- _GIVEN TEXT_
------

However, the article continues, candid photos from the Frieda Hull estate – up for bids at Julien’s Auctions this weekend – show a “lighter side” of Marilyn, suggesting that “the tragedy of her story does not mean that she lacked for moments of happiness—or at least moments when she appeared to be happy.”

The Frieda Hull collection ranges from approximately Lots 605-788 of the Julien’s sale, and is well worth a closer look. Time have featured some of the most striking images on offer, and I’ve posted a few more below.

------

- _SET TASK A_
According to the passage on the Frieda Hull photos, which lots of the Julien's sale does the collection cover?

------

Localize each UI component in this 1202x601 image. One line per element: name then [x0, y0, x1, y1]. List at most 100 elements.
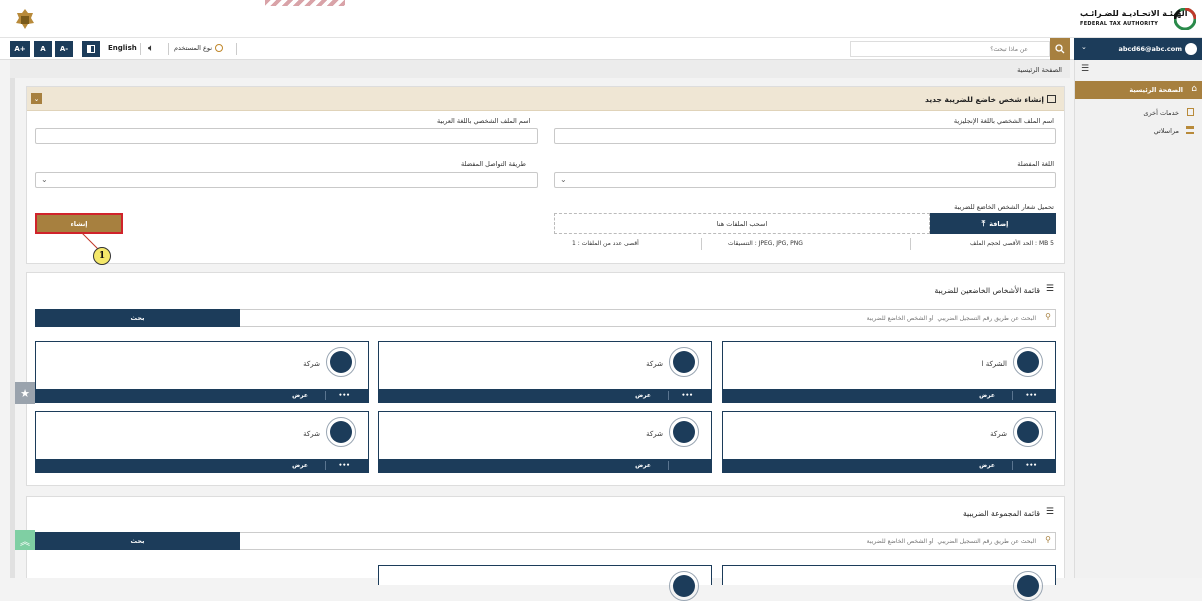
person-card[interactable]: شركة ••• عرض: [35, 411, 369, 473]
card-footer: ••• عرض: [36, 389, 368, 402]
favorites-button[interactable]: ★: [15, 382, 35, 404]
group-card[interactable]: [378, 565, 712, 601]
search-button-label: بحث: [130, 314, 145, 322]
scroll-top-button[interactable]: ︽: [15, 530, 35, 550]
sidebar-item-label: مراسلاتي: [1153, 127, 1179, 135]
person-card[interactable]: شركة ••• عرض: [378, 341, 712, 403]
user-icon: [330, 351, 352, 373]
search-button-label: بحث: [130, 537, 145, 545]
person-name: شركة: [646, 360, 663, 368]
person-name: شركة: [990, 430, 1007, 438]
person-card[interactable]: شركة ••• عرض: [35, 341, 369, 403]
more-button[interactable]: •••: [338, 462, 350, 469]
search-button[interactable]: [1050, 38, 1070, 60]
group-search-button[interactable]: بحث: [35, 532, 240, 550]
taxable-search-button[interactable]: بحث: [35, 309, 240, 327]
contact-select[interactable]: ⌄: [35, 172, 538, 188]
search-bar: [850, 41, 1050, 57]
more-button[interactable]: •••: [338, 392, 350, 399]
name-en-input[interactable]: [554, 128, 1056, 144]
avatar: [669, 347, 699, 377]
more-button[interactable]: •••: [1025, 392, 1037, 399]
taxable-search-input[interactable]: [241, 311, 1036, 325]
language-select[interactable]: ⌄: [554, 172, 1056, 188]
contrast-button[interactable]: [82, 41, 100, 57]
view-button[interactable]: عرض: [292, 392, 308, 399]
fta-circle-icon: [1174, 8, 1196, 30]
user-type-selector[interactable]: نوع المستخدم: [174, 44, 224, 52]
building-icon: [1186, 126, 1194, 134]
person-name: شركة: [303, 430, 320, 438]
font-reset-button[interactable]: A: [34, 41, 52, 57]
avatar: [669, 571, 699, 601]
upload-icon: ⤒: [981, 218, 986, 228]
card-footer: ••• عرض: [36, 459, 368, 472]
drop-zone-label: اسحب الملفات هنا: [716, 219, 768, 228]
contrast-icon: [87, 45, 95, 53]
breadcrumb-home[interactable]: الصفحة الرئيسية: [1017, 66, 1062, 74]
step-marker-number: 1: [98, 251, 106, 261]
person-card[interactable]: شركة عرض: [378, 411, 712, 473]
settings-icon: [215, 44, 224, 52]
group-card[interactable]: [722, 565, 1056, 601]
user-icon: [330, 421, 352, 443]
name-en-label: اسم الملف الشخصي باللغة الإنجليزية: [953, 117, 1054, 125]
card-footer: ••• عرض: [723, 389, 1055, 402]
tax-group-card: قائمة المجموعة الضريبية ☰ ⚲ بحث: [26, 496, 1065, 601]
avatar: [1013, 417, 1043, 447]
language-toggle[interactable]: English: [108, 44, 137, 52]
fta-logo: الهيئـة الاتحـاديـة للضـرائـب FEDERAL TA…: [1080, 8, 1196, 30]
more-button[interactable]: •••: [681, 392, 693, 399]
taxable-persons-card: قائمة الأشخاص الخاضعين للضريبة ☰ ⚲ بحث ا…: [26, 272, 1065, 486]
view-button[interactable]: عرض: [635, 392, 651, 399]
toolbar: A+ A A- English 🔈︎ نوع المستخدم ⌄ abcd66…: [0, 38, 1202, 60]
contact-label: طريقة التواصل المفضلة: [461, 160, 526, 168]
person-card[interactable]: الشركة ا ••• عرض: [722, 341, 1056, 403]
create-button[interactable]: إنشاء: [35, 213, 123, 234]
home-icon: ⌂: [1191, 84, 1197, 94]
menu-toggle-icon[interactable]: ☰: [1081, 64, 1089, 74]
user-type-label: نوع المستخدم: [174, 44, 213, 52]
services-icon: [1187, 108, 1194, 116]
card-header: ⌄ إنشاء شخص خاضع للضريبة جديد: [27, 87, 1064, 111]
user-icon: [673, 575, 695, 597]
font-increase-button[interactable]: A+: [10, 41, 30, 57]
taxable-list-title: قائمة الأشخاص الخاضعين للضريبة: [934, 286, 1040, 295]
view-button[interactable]: عرض: [979, 392, 995, 399]
formats-note: التنسيقات : JPEG, JPG, PNG: [728, 240, 803, 247]
chevron-down-icon: ⌄: [41, 175, 48, 184]
user-icon: [1017, 421, 1039, 443]
form-title: إنشاء شخص خاضع للضريبة جديد: [925, 95, 1044, 104]
card-footer: ••• عرض: [723, 459, 1055, 472]
card-footer: ••• عرض: [379, 389, 711, 402]
group-search-input[interactable]: [241, 534, 1036, 548]
chevron-down-icon: ⌄: [560, 175, 567, 184]
more-button[interactable]: •••: [1025, 462, 1037, 469]
font-decrease-button[interactable]: A-: [55, 41, 73, 57]
view-button[interactable]: عرض: [292, 462, 308, 469]
user-email: abcd66@abc.com: [1118, 45, 1182, 53]
view-button[interactable]: عرض: [979, 462, 995, 469]
person-name: شركة: [646, 430, 663, 438]
user-menu[interactable]: ⌄ abcd66@abc.com: [1074, 38, 1202, 60]
logo-upload-label: تحميل شعار الشخص الخاضع للضريبة: [954, 203, 1054, 211]
fta-name-en: FEDERAL TAX AUTHORITY: [1080, 21, 1159, 27]
sidebar-item-home[interactable]: الصفحة الرئيسية ⌂: [1075, 81, 1202, 99]
name-ar-input[interactable]: [35, 128, 538, 144]
person-card[interactable]: شركة ••• عرض: [722, 411, 1056, 473]
double-chevron-up-icon: ︽: [20, 536, 30, 548]
user-icon: [673, 421, 695, 443]
card-footer: عرض: [379, 459, 711, 472]
search-input[interactable]: [851, 42, 1031, 56]
breadcrumb: الصفحة الرئيسية: [10, 60, 1070, 78]
person-name: الشركة ا: [981, 360, 1007, 368]
add-file-button[interactable]: ⤒ إضافة: [930, 213, 1056, 234]
sidebar-item-correspondence[interactable]: مراسلاتي: [1075, 122, 1202, 138]
view-button[interactable]: عرض: [635, 462, 651, 469]
step-marker: 1: [93, 247, 111, 265]
file-drop-zone[interactable]: اسحب الملفات هنا: [554, 213, 930, 234]
speaker-icon[interactable]: 🔈︎: [148, 43, 154, 54]
collapse-button[interactable]: ⌄: [31, 93, 42, 104]
user-icon: [673, 351, 695, 373]
sidebar-item-other-services[interactable]: خدمات أخرى: [1075, 104, 1202, 120]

------

- _SET TASK B_
Output the lines of the records unchanged, beginning at the line that has "person-card[interactable]: شركة ••• عرض: [35, 411, 369, 473]" and stopping after the line that has "settings-icon: [215, 44, 224, 52]".

- _RIGHT ANSWER A_
Approximately Lots 605-788.

- _RIGHT ANSWER B_
person-card[interactable]: شركة ••• عرض: [35, 411, 369, 473]
card-footer: ••• عرض: [36, 389, 368, 402]
favorites-button[interactable]: ★: [15, 382, 35, 404]
group-card[interactable]: [378, 565, 712, 601]
search-button-label: بحث: [130, 314, 145, 322]
scroll-top-button[interactable]: ︽: [15, 530, 35, 550]
sidebar-item-label: مراسلاتي: [1153, 127, 1179, 135]
person-card[interactable]: شركة ••• عرض: [378, 341, 712, 403]
user-icon: [330, 351, 352, 373]
search-button-label: بحث: [130, 537, 145, 545]
person-name: شركة: [646, 360, 663, 368]
person-name: شركة: [990, 430, 1007, 438]
person-card[interactable]: شركة ••• عرض: [35, 341, 369, 403]
more-button[interactable]: •••: [338, 462, 350, 469]
search-button[interactable]: [1050, 38, 1070, 60]
group-search-button[interactable]: بحث: [35, 532, 240, 550]
taxable-search-button[interactable]: بحث: [35, 309, 240, 327]
contact-select[interactable]: ⌄: [35, 172, 538, 188]
search-bar: [850, 41, 1050, 57]
more-button[interactable]: •••: [338, 392, 350, 399]
name-en-input[interactable]: [554, 128, 1056, 144]
avatar: [669, 347, 699, 377]
more-button[interactable]: •••: [1025, 392, 1037, 399]
taxable-search-input[interactable]: [241, 311, 1036, 325]
language-select[interactable]: ⌄: [554, 172, 1056, 188]
contrast-button[interactable]: [82, 41, 100, 57]
view-button[interactable]: عرض: [292, 392, 308, 399]
fta-circle-icon: [1174, 8, 1196, 30]
user-type-selector[interactable]: نوع المستخدم: [174, 44, 224, 52]
building-icon: [1186, 126, 1194, 134]
person-name: شركة: [303, 430, 320, 438]
font-reset-button[interactable]: A: [34, 41, 52, 57]
avatar: [669, 571, 699, 601]
upload-icon: ⤒: [981, 218, 986, 228]
card-footer: ••• عرض: [36, 459, 368, 472]
drop-zone-label: اسحب الملفات هنا: [716, 219, 768, 228]
contrast-icon: [87, 45, 95, 53]
breadcrumb-home[interactable]: الصفحة الرئيسية: [1017, 66, 1062, 74]
step-marker-number: 1: [98, 251, 106, 261]
person-card[interactable]: شركة عرض: [378, 411, 712, 473]
settings-icon: [215, 44, 224, 52]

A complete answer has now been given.